— start THE DATA —
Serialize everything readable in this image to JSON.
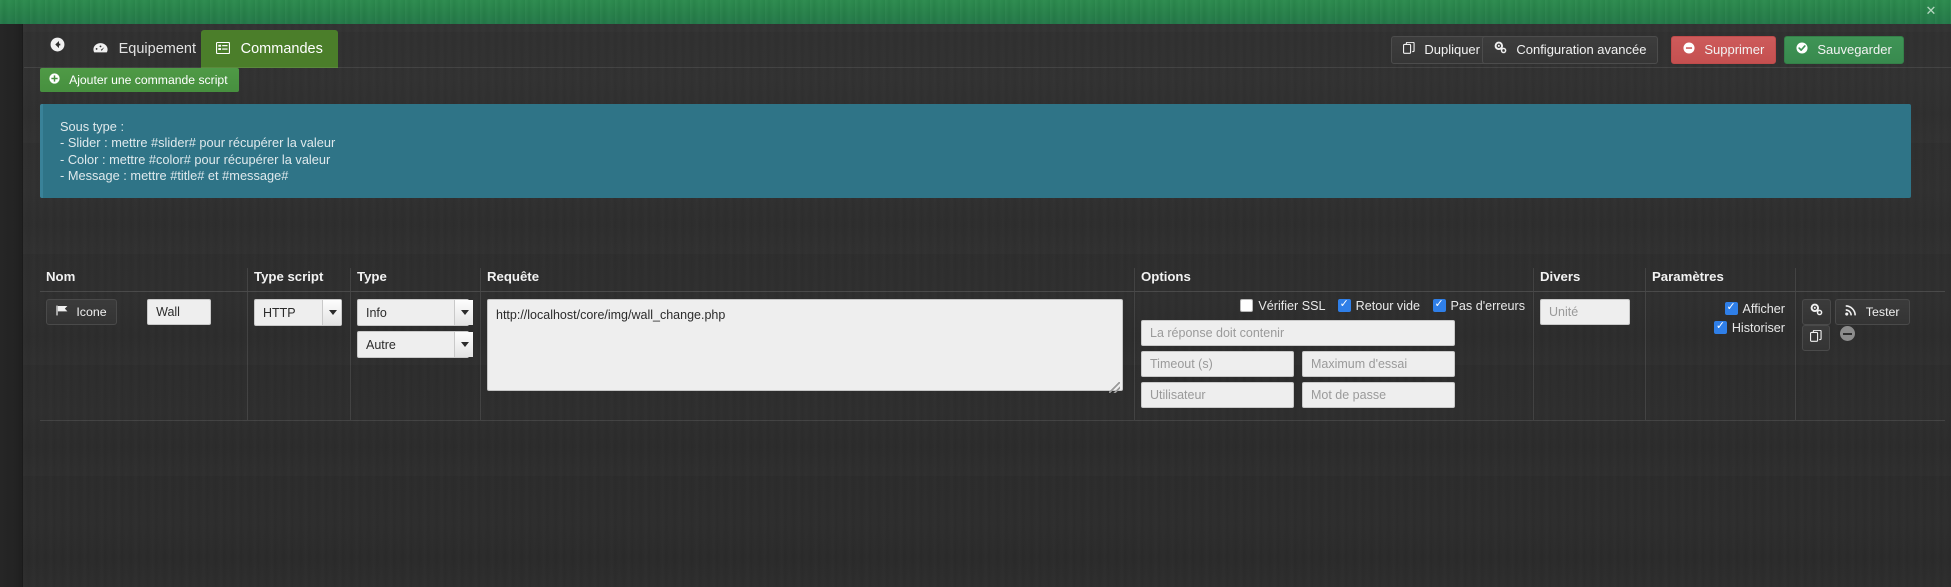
{
  "window": {
    "close_label": "✕"
  },
  "nav": {
    "back_icon": "back-arrow-icon",
    "tabs": [
      {
        "id": "equipement",
        "label": "Equipement",
        "icon": "dashboard-icon",
        "active": false
      },
      {
        "id": "commandes",
        "label": "Commandes",
        "icon": "list-icon",
        "active": true
      }
    ]
  },
  "header_actions": [
    {
      "id": "dupliquer",
      "label": "Dupliquer",
      "icon": "copy-icon",
      "style": "grey"
    },
    {
      "id": "config-av",
      "label": "Configuration avancée",
      "icon": "gears-icon",
      "style": "grey"
    },
    {
      "id": "supprimer",
      "label": "Supprimer",
      "icon": "minus-circle-icon",
      "style": "red"
    },
    {
      "id": "sauvegarder",
      "label": "Sauvegarder",
      "icon": "check-circle-icon",
      "style": "green"
    }
  ],
  "toolbar": {
    "add_command_label": "Ajouter une commande script",
    "add_command_icon": "plus-circle-icon"
  },
  "info_panel": {
    "lines": [
      "Sous type :",
      "- Slider : mettre #slider# pour récupérer la valeur",
      "- Color : mettre #color# pour récupérer la valeur",
      "- Message : mettre #title# et #message#"
    ]
  },
  "table": {
    "headers": {
      "nom": "Nom",
      "type_script": "Type script",
      "type": "Type",
      "requete": "Requête",
      "options": "Options",
      "divers": "Divers",
      "parametres": "Paramètres",
      "actions": ""
    },
    "row": {
      "icone_button": {
        "label": "Icone",
        "icon": "flag-icon"
      },
      "nom_value": "Wall",
      "nom_placeholder": "Nom",
      "type_script_value": "HTTP",
      "type_value": "Info",
      "subtype_value": "Autre",
      "requete_value": "http://localhost/core/img/wall_change.php",
      "options": {
        "checkboxes": [
          {
            "id": "verifier-ssl",
            "label": "Vérifier SSL",
            "checked": false
          },
          {
            "id": "retour-vide",
            "label": "Retour vide",
            "checked": true
          },
          {
            "id": "pas-erreurs",
            "label": "Pas d'erreurs",
            "checked": true
          }
        ],
        "reponse_placeholder": "La réponse doit contenir",
        "reponse_value": "",
        "timeout_placeholder": "Timeout (s)",
        "timeout_value": "",
        "max_essai_placeholder": "Maximum d'essai",
        "max_essai_value": "",
        "utilisateur_placeholder": "Utilisateur",
        "utilisateur_value": "",
        "motdepasse_placeholder": "Mot de passe",
        "motdepasse_value": ""
      },
      "divers": {
        "unite_placeholder": "Unité",
        "unite_value": ""
      },
      "parametres": [
        {
          "id": "afficher",
          "label": "Afficher",
          "checked": true
        },
        {
          "id": "historiser",
          "label": "Historiser",
          "checked": true
        }
      ],
      "actions": {
        "config_icon": "gears-icon",
        "tester_label": "Tester",
        "tester_icon": "rss-icon",
        "duplicate_icon": "copy-icon",
        "remove_icon": "minus-circle-icon"
      }
    }
  }
}
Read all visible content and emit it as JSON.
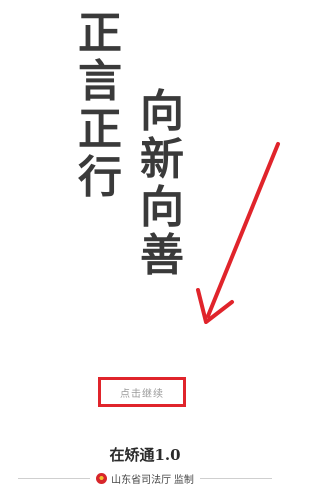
{
  "slogan": {
    "left_column": [
      "正",
      "言",
      "正",
      "行"
    ],
    "right_column": [
      "向",
      "新",
      "向",
      "善"
    ]
  },
  "continue_button": {
    "label": "点击继续"
  },
  "app_name": "在矫通1.0",
  "footer": {
    "org_label": "山东省司法厅 监制"
  },
  "colors": {
    "accent": "#e0242b",
    "slogan_text": "#3a3a3a"
  }
}
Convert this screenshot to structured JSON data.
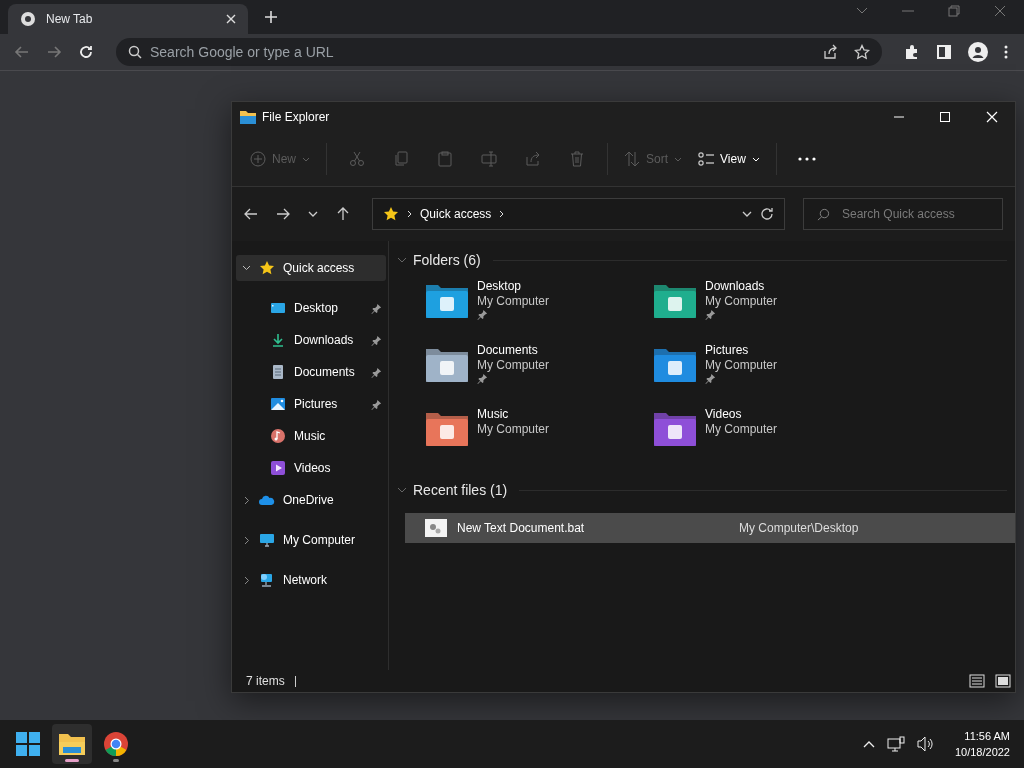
{
  "browser": {
    "tab": {
      "title": "New Tab",
      "selected": true
    },
    "omnibox": {
      "placeholder": "Search Google or type a URL"
    }
  },
  "explorer": {
    "title": "File Explorer",
    "toolbar": [
      {
        "kind": "new",
        "label": "New",
        "disabled": true
      },
      {
        "kind": "cut",
        "disabled": true
      },
      {
        "kind": "copy",
        "disabled": true
      },
      {
        "kind": "paste",
        "disabled": true
      },
      {
        "kind": "rename",
        "disabled": true
      },
      {
        "kind": "share",
        "disabled": true
      },
      {
        "kind": "delete",
        "disabled": true
      },
      {
        "kind": "sort",
        "label": "Sort",
        "disabled": true
      },
      {
        "kind": "view",
        "label": "View",
        "disabled": false
      },
      {
        "kind": "more",
        "disabled": false
      }
    ],
    "address": {
      "path": [
        "Quick access"
      ],
      "search_placeholder": "Search Quick access"
    },
    "sidebar": [
      {
        "kind": "star",
        "label": "Quick access",
        "expanded": true,
        "selected": true,
        "children": [
          {
            "kind": "desktop",
            "label": "Desktop",
            "pinned": true,
            "selected": false
          },
          {
            "kind": "downloads",
            "label": "Downloads",
            "pinned": true,
            "selected": false
          },
          {
            "kind": "documents",
            "label": "Documents",
            "pinned": true,
            "selected": false
          },
          {
            "kind": "pictures",
            "label": "Pictures",
            "pinned": true,
            "selected": false
          },
          {
            "kind": "music",
            "label": "Music",
            "pinned": false,
            "selected": false
          },
          {
            "kind": "videos",
            "label": "Videos",
            "pinned": false,
            "selected": false
          }
        ]
      },
      {
        "kind": "cloud",
        "label": "OneDrive",
        "expanded": false,
        "selected": false
      },
      {
        "kind": "computer",
        "label": "My Computer",
        "expanded": false,
        "selected": false
      },
      {
        "kind": "network",
        "label": "Network",
        "expanded": false,
        "selected": false
      }
    ],
    "folders": {
      "title": "Folders (6)",
      "expanded": true,
      "items": [
        {
          "kind": "desktop",
          "name": "Desktop",
          "location": "My Computer",
          "pinned": true
        },
        {
          "kind": "downloads",
          "name": "Downloads",
          "location": "My Computer",
          "pinned": true
        },
        {
          "kind": "documents",
          "name": "Documents",
          "location": "My Computer",
          "pinned": true
        },
        {
          "kind": "pictures",
          "name": "Pictures",
          "location": "My Computer",
          "pinned": true
        },
        {
          "kind": "music",
          "name": "Music",
          "location": "My Computer",
          "pinned": false
        },
        {
          "kind": "videos",
          "name": "Videos",
          "location": "My Computer",
          "pinned": false
        }
      ]
    },
    "recent": {
      "title": "Recent files (1)",
      "expanded": true,
      "rows": [
        {
          "name": "New Text Document.bat",
          "path": "My Computer\\Desktop",
          "selected": true
        }
      ]
    },
    "status_bar": {
      "count": "7 items"
    }
  },
  "taskbar": {
    "apps": [
      {
        "kind": "start",
        "active": false
      },
      {
        "kind": "explorer",
        "active": true
      },
      {
        "kind": "chrome",
        "active": false
      }
    ],
    "time": "11:56 AM",
    "date": "10/18/2022"
  }
}
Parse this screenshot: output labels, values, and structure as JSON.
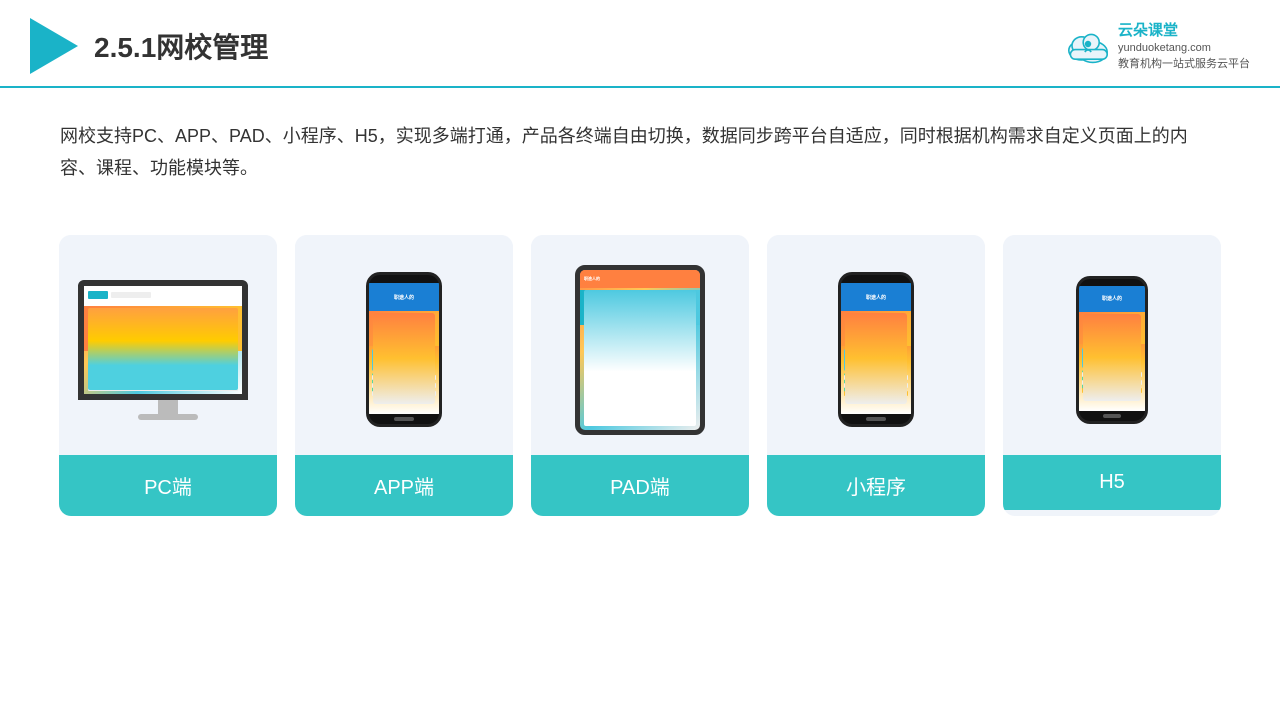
{
  "header": {
    "title": "2.5.1网校管理",
    "logo_name": "云朵课堂",
    "logo_url": "yunduoketang.com",
    "logo_tagline": "教育机构一站式服务云平台"
  },
  "description": {
    "text": "网校支持PC、APP、PAD、小程序、H5，实现多端打通，产品各终端自由切换，数据同步跨平台自适应，同时根据机构需求自定义页面上的内容、课程、功能模块等。"
  },
  "cards": [
    {
      "id": "pc",
      "label": "PC端"
    },
    {
      "id": "app",
      "label": "APP端"
    },
    {
      "id": "pad",
      "label": "PAD端"
    },
    {
      "id": "mini",
      "label": "小程序"
    },
    {
      "id": "h5",
      "label": "H5"
    }
  ],
  "colors": {
    "accent": "#1ab3c8",
    "teal": "#35c5c5",
    "divider": "#1ab3c8"
  }
}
— end THE DATA —
__AIM OF THE EXERCISE__.
Pull every line holding "this" out of the records.

__WRITTEN RESPONSE__.
Serialize everything readable in this image to JSON.
Convert this screenshot to structured JSON data.
Parse this screenshot: output labels, values, and structure as JSON.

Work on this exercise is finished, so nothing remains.